**Task**
Copy each line containing the word "help" from the records that follow, please.

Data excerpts
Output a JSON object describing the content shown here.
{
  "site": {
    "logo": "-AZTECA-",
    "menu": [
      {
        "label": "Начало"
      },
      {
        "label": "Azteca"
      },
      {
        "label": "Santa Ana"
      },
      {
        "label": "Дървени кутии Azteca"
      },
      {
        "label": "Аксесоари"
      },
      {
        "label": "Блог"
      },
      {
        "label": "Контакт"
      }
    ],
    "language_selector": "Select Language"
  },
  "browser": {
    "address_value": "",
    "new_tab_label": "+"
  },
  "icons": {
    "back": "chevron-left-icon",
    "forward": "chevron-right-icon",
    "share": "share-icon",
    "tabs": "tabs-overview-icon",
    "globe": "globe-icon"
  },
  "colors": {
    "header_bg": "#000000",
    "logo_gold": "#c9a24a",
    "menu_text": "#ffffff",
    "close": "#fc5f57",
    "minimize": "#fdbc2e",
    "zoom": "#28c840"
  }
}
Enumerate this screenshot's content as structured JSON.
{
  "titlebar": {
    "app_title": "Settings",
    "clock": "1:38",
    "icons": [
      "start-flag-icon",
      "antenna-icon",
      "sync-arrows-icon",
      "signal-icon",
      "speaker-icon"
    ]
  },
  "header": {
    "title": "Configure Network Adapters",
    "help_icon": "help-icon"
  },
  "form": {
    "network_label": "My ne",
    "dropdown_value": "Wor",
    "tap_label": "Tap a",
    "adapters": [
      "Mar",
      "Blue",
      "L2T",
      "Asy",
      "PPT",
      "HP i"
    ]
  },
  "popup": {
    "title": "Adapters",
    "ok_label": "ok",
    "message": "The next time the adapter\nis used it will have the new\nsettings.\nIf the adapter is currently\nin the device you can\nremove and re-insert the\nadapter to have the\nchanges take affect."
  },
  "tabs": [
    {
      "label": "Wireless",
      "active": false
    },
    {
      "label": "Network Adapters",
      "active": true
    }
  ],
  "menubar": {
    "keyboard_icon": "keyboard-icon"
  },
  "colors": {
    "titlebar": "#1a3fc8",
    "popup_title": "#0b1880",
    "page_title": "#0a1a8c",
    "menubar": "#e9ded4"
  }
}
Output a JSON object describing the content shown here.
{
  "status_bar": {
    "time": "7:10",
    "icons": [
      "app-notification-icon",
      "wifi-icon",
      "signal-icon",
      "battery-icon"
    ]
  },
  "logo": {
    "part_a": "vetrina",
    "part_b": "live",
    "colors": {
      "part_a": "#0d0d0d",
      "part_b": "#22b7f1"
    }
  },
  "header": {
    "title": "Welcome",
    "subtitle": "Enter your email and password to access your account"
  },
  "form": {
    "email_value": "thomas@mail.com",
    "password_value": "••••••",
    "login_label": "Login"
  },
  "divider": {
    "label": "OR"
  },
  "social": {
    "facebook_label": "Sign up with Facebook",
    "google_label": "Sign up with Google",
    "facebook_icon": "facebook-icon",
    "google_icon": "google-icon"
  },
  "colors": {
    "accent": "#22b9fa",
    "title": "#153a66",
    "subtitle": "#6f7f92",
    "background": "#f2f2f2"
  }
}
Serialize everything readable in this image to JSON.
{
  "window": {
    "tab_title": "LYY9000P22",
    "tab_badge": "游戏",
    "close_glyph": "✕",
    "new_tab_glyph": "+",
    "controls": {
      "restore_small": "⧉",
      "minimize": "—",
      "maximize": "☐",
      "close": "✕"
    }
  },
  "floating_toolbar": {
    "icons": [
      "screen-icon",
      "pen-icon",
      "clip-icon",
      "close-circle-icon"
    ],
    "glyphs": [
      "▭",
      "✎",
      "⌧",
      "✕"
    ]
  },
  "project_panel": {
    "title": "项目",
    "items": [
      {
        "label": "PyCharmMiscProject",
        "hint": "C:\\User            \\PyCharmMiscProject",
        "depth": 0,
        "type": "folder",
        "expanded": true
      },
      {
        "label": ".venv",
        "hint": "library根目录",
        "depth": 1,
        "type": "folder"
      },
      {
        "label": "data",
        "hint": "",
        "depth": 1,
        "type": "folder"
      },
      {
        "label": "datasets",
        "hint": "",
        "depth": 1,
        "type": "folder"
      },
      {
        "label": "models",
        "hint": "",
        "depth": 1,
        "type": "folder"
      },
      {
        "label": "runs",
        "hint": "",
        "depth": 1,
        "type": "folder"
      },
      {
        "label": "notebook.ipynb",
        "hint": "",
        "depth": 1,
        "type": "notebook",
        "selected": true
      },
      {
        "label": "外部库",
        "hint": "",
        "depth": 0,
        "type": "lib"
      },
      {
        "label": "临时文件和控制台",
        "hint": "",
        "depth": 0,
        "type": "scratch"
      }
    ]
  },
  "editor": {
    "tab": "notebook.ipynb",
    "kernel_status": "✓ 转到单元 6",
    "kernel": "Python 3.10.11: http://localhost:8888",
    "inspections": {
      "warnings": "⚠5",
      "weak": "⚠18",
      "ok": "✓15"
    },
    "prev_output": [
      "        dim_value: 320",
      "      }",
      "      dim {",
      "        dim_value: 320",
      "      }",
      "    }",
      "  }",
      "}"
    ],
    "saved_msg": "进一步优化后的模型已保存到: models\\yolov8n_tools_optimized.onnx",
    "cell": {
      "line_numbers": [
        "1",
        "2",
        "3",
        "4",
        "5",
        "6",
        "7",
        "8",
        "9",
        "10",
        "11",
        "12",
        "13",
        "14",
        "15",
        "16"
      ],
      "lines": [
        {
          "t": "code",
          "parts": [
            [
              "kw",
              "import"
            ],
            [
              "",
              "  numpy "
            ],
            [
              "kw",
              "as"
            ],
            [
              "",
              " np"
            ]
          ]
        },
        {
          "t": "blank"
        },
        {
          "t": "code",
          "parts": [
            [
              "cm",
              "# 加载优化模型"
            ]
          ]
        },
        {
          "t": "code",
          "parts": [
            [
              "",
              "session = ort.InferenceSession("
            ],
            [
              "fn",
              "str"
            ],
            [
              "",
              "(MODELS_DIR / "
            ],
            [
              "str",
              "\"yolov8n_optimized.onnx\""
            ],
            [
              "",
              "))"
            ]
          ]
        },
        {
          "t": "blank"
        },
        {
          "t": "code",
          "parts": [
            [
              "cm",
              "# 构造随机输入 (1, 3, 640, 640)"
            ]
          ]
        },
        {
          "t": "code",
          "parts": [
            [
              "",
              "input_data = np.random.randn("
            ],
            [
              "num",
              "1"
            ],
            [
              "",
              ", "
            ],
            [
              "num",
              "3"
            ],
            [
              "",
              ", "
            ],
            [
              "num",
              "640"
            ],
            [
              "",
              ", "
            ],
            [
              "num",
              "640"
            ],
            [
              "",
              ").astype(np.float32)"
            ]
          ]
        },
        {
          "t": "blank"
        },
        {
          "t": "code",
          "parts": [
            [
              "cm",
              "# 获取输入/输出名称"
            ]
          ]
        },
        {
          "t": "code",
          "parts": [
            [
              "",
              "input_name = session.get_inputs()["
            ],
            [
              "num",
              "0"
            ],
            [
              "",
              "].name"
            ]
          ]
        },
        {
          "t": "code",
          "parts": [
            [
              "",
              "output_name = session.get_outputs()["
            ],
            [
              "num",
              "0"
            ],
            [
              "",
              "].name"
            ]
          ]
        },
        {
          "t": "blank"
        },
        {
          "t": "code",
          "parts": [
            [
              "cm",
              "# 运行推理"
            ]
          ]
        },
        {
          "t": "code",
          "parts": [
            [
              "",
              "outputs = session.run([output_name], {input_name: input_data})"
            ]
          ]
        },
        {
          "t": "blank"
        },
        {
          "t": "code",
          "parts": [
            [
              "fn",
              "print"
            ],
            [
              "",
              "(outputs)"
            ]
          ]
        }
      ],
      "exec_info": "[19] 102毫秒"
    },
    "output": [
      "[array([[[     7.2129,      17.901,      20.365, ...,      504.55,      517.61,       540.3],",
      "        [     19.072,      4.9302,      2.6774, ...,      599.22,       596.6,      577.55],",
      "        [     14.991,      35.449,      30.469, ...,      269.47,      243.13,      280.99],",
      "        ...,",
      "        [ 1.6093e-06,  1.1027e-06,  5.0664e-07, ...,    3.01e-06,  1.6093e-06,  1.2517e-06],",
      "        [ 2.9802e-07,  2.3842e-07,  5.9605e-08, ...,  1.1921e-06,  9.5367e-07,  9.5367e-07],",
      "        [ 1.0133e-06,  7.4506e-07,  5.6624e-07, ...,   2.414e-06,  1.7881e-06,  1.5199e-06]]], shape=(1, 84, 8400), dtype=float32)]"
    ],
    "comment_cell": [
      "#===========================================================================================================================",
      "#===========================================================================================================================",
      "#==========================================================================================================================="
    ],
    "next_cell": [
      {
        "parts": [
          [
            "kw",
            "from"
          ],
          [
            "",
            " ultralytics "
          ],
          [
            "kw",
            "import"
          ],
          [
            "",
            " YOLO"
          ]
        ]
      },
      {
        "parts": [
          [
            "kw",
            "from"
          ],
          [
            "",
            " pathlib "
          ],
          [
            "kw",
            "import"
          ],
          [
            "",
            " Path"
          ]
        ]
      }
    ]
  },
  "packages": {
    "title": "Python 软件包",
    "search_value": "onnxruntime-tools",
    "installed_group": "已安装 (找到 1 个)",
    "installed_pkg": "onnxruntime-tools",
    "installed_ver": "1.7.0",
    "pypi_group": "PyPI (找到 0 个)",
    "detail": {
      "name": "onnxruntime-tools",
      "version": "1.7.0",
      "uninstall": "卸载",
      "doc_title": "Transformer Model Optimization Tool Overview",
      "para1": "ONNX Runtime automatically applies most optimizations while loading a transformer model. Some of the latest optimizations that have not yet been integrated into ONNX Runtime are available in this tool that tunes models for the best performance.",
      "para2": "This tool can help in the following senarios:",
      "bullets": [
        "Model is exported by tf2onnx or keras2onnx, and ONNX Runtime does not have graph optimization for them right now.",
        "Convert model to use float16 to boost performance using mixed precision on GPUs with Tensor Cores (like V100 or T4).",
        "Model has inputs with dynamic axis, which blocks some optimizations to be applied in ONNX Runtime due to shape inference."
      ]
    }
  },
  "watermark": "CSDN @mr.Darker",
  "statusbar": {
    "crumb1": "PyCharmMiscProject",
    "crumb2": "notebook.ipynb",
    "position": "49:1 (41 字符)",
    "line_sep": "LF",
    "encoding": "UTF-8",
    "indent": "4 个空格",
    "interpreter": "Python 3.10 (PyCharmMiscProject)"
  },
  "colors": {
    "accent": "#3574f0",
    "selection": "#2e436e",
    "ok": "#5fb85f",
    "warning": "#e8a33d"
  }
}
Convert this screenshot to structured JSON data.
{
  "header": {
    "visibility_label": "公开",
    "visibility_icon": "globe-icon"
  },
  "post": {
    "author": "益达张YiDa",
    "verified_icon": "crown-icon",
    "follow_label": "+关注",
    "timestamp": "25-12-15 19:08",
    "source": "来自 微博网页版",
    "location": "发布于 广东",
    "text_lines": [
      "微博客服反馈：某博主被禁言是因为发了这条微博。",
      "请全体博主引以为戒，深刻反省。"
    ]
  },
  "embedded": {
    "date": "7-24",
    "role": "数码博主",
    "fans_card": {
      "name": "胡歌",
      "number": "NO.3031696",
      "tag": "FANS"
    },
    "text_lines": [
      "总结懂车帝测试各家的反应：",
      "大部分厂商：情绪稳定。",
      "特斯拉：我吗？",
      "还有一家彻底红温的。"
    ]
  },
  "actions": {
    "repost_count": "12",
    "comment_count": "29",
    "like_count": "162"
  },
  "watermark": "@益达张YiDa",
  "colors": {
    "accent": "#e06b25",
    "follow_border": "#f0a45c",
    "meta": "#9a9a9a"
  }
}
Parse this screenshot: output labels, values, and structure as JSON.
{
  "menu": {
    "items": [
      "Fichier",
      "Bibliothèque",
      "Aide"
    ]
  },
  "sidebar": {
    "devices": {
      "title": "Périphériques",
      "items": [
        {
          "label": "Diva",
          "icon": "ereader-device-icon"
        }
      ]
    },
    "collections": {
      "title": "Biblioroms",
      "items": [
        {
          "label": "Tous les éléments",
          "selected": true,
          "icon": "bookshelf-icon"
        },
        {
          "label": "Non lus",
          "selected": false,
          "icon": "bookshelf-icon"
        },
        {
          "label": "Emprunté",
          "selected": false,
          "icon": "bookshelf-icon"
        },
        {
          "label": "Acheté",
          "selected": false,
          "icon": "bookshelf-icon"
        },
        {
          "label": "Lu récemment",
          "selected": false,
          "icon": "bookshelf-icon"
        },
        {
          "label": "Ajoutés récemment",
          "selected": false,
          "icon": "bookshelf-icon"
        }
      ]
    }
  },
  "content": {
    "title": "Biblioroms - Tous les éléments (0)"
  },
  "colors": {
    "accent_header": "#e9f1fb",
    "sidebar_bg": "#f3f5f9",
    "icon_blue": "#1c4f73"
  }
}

**Solution for this problem**
    "help_icon": "help-icon"
      "para2": "This tool can help in the following senarios:",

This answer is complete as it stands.